WORK INSTRUCTIONS: Retype all the entries word for word, but omit the pictures.

[Dataset entries on figures]
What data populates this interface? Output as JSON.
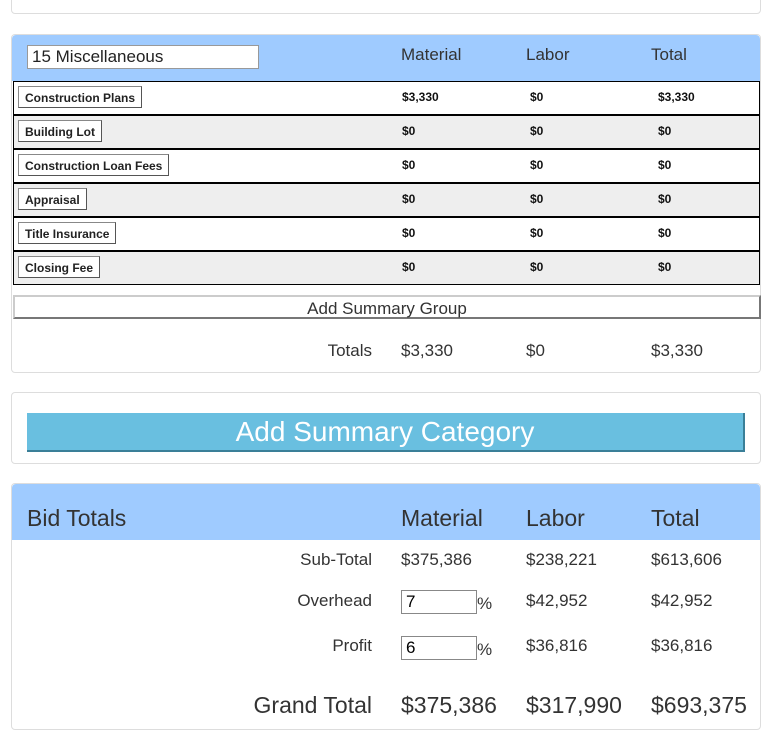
{
  "category": {
    "name": "15 Miscellaneous",
    "headers": {
      "material": "Material",
      "labor": "Labor",
      "total": "Total"
    },
    "rows": [
      {
        "label": "Construction Plans",
        "material": "$3,330",
        "labor": "$0",
        "total": "$3,330"
      },
      {
        "label": "Building Lot",
        "material": "$0",
        "labor": "$0",
        "total": "$0"
      },
      {
        "label": "Construction Loan Fees",
        "material": "$0",
        "labor": "$0",
        "total": "$0"
      },
      {
        "label": "Appraisal",
        "material": "$0",
        "labor": "$0",
        "total": "$0"
      },
      {
        "label": "Title Insurance",
        "material": "$0",
        "labor": "$0",
        "total": "$0"
      },
      {
        "label": "Closing Fee",
        "material": "$0",
        "labor": "$0",
        "total": "$0"
      }
    ],
    "add_group_label": "Add Summary Group",
    "totals": {
      "label": "Totals",
      "material": "$3,330",
      "labor": "$0",
      "total": "$3,330"
    }
  },
  "add_category_label": "Add Summary Category",
  "bid": {
    "title": "Bid Totals",
    "headers": {
      "material": "Material",
      "labor": "Labor",
      "total": "Total"
    },
    "subtotal": {
      "label": "Sub-Total",
      "material": "$375,386",
      "labor": "$238,221",
      "total": "$613,606"
    },
    "overhead": {
      "label": "Overhead",
      "value": "7",
      "unit": "%",
      "labor": "$42,952",
      "total": "$42,952"
    },
    "profit": {
      "label": "Profit",
      "value": "6",
      "unit": "%",
      "labor": "$36,816",
      "total": "$36,816"
    },
    "grand": {
      "label": "Grand Total",
      "material": "$375,386",
      "labor": "$317,990",
      "total": "$693,375"
    }
  },
  "colors": {
    "header": "#9fcbff",
    "button": "#69bfe0"
  }
}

CORRECT OUTPUT:
What data populates this interface? Output as JSON.
{
  "category": {
    "name": "15 Miscellaneous",
    "headers": {
      "material": "Material",
      "labor": "Labor",
      "total": "Total"
    },
    "rows": [
      {
        "label": "Construction Plans",
        "material": "$3,330",
        "labor": "$0",
        "total": "$3,330"
      },
      {
        "label": "Building Lot",
        "material": "$0",
        "labor": "$0",
        "total": "$0"
      },
      {
        "label": "Construction Loan Fees",
        "material": "$0",
        "labor": "$0",
        "total": "$0"
      },
      {
        "label": "Appraisal",
        "material": "$0",
        "labor": "$0",
        "total": "$0"
      },
      {
        "label": "Title Insurance",
        "material": "$0",
        "labor": "$0",
        "total": "$0"
      },
      {
        "label": "Closing Fee",
        "material": "$0",
        "labor": "$0",
        "total": "$0"
      }
    ],
    "add_group_label": "Add Summary Group",
    "totals": {
      "label": "Totals",
      "material": "$3,330",
      "labor": "$0",
      "total": "$3,330"
    }
  },
  "add_category_label": "Add Summary Category",
  "bid": {
    "title": "Bid Totals",
    "headers": {
      "material": "Material",
      "labor": "Labor",
      "total": "Total"
    },
    "subtotal": {
      "label": "Sub-Total",
      "material": "$375,386",
      "labor": "$238,221",
      "total": "$613,606"
    },
    "overhead": {
      "label": "Overhead",
      "value": "7",
      "unit": "%",
      "labor": "$42,952",
      "total": "$42,952"
    },
    "profit": {
      "label": "Profit",
      "value": "6",
      "unit": "%",
      "labor": "$36,816",
      "total": "$36,816"
    },
    "grand": {
      "label": "Grand Total",
      "material": "$375,386",
      "labor": "$317,990",
      "total": "$693,375"
    }
  },
  "colors": {
    "header": "#9fcbff",
    "button": "#69bfe0"
  }
}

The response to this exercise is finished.